What to produce:
Show all lines holding "самое".

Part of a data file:

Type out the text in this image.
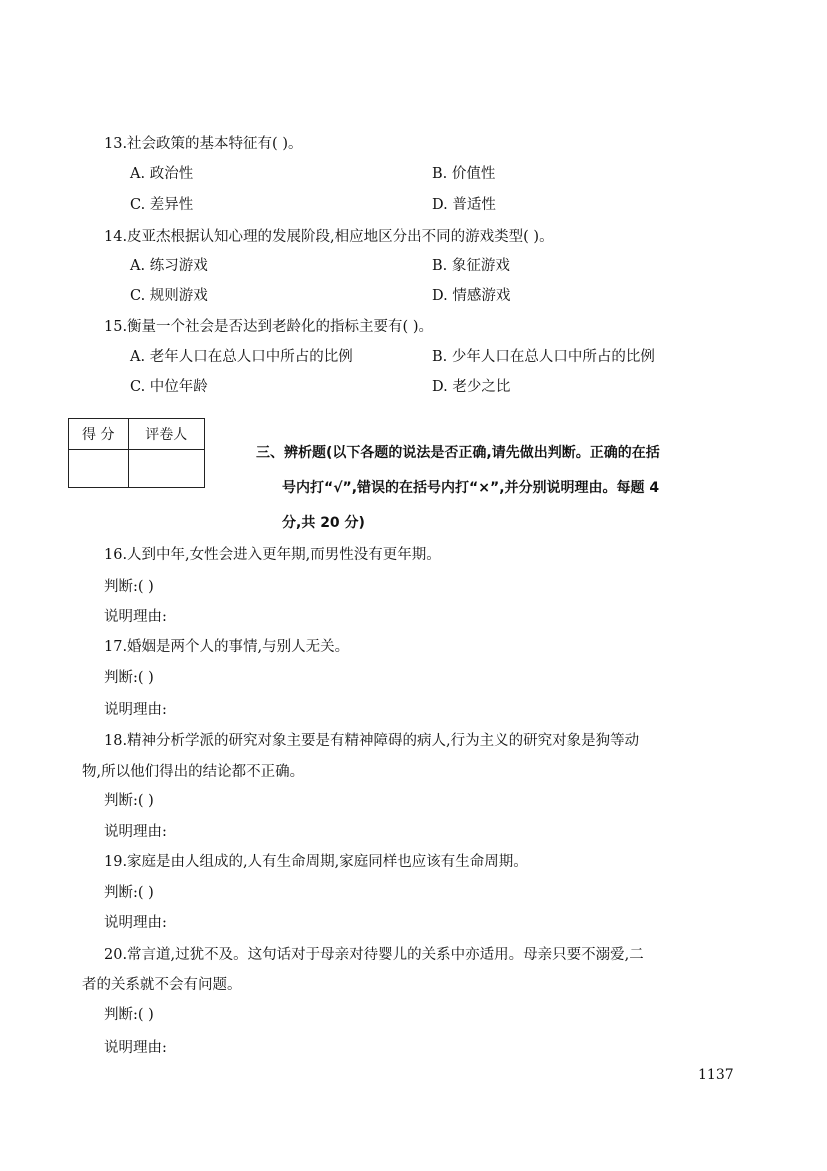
13.社会政策的基本特征有( )。
A. 政治性	B. 价值性
C. 差异性	D. 普适性
14.皮亚杰根据认知心理的发展阶段,相应地区分出不同的游戏类型( )。
A. 练习游戏	B. 象征游戏
C. 规则游戏	D. 情感游戏
15.衡量一个社会是否达到老龄化的指标主要有( )。
A. 老年人口在总人口中所占的比例	B. 少年人口在总人口中所占的比例
C. 中位年龄	D. 老少之比
得 分	评卷人

三、辨析题(以下各题的说法是否正确,请先做出判断。正确的在括
号内打“√”,错误的在括号内打“×”,并分别说明理由。每题 4
分,共 20 分)
16.人到中年,女性会进入更年期,而男性没有更年期。
判断:( )
说明理由:
17.婚姻是两个人的事情,与别人无关。
判断:( )
说明理由:
18.精神分析学派的研究对象主要是有精神障碍的病人,行为主义的研究对象是狗等动
物,所以他们得出的结论都不正确。
判断:( )
说明理由:
19.家庭是由人组成的,人有生命周期,家庭同样也应该有生命周期。
判断:( )
说明理由:
20.常言道,过犹不及。这句话对于母亲对待婴儿的关系中亦适用。母亲只要不溺爱,二
者的关系就不会有问题。
判断:( )
说明理由:
1137
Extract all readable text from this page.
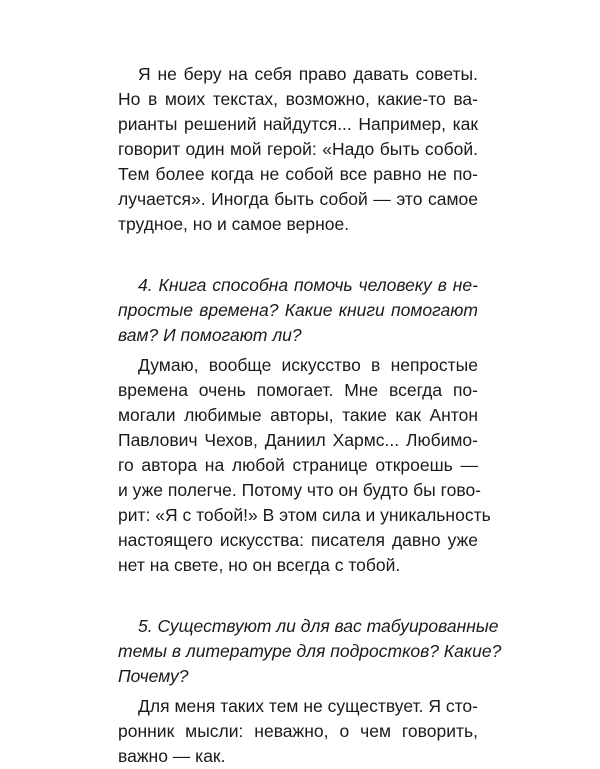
Я не беру на себя право давать советы.
Но в моих текстах, возможно, какие-то ва-
рианты решений найдутся... Например, как
говорит один мой герой: «Надо быть собой.
Тем более когда не собой все равно не по-
лучается». Иногда быть собой — это самое
трудное, но и самое верное.
4. Книга способна помочь человеку в не-
простые времена? Какие книги помогают
вам? И помогают ли?
Думаю, вообще искусство в непростые
времена очень помогает. Мне всегда по-
могали любимые авторы, такие как Антон
Павлович Чехов, Даниил Хармс... Любимо-
го автора на любой странице откроешь —
и уже полегче. Потому что он будто бы гово-
рит: «Я с тобой!» В этом сила и уникальность
настоящего искусства: писателя давно уже
нет на свете, но он всегда с тобой.
5. Существуют ли для вас табуированные
темы в литературе для подростков? Какие?
Почему?
Для меня таких тем не существует. Я сто-
ронник мысли: неважно, о чем говорить,
важно — как.
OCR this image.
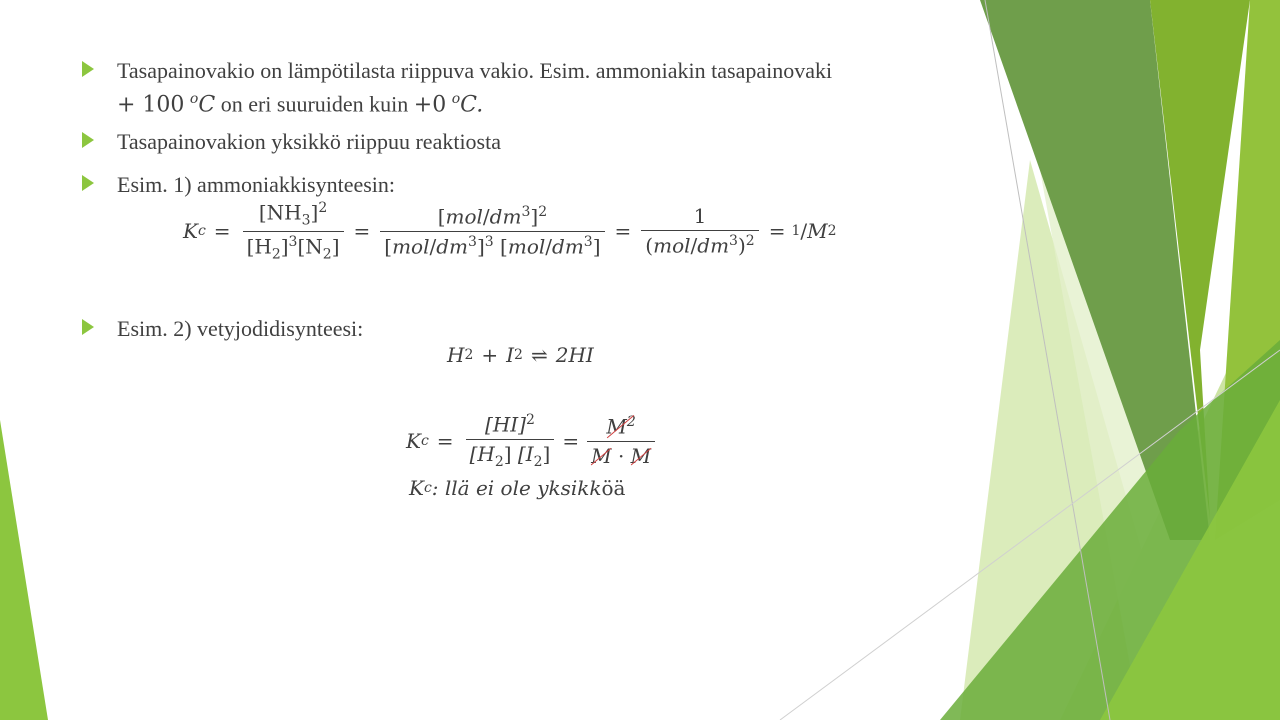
Tasapainovakio on lämpötilasta riippuva vakio. Esim. ammoniakin tasapainovaki
+ 100 $^o$C on eri suuruiden kuin +0 $^o$C.
Tasapainovakion yksikkö riippuu reaktiosta
Esim. 1) ammoniakkisynteesin:
K $c = \frac{[NH_3]^2}{[H_2]^3[N_2]} = \frac{[mol/dm^3]^2}{[mol/dm^3]^3 [mol/dm^3]} = \frac{1}{(mol/dm^3)^2} = 1 / M$ 2
Esim. 2) vetyjodidisynteesi:
H 2 + I 2 ⇌ 2HI
K $c = \frac{[HI]^2}{[H_2] [I_2]} = \frac{M^2}{M \cdot M}$
K c : llä ei ole yksikk öä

Correct answer:
лучается». Иногда быть собой — это самое
трудное, но и самое верное.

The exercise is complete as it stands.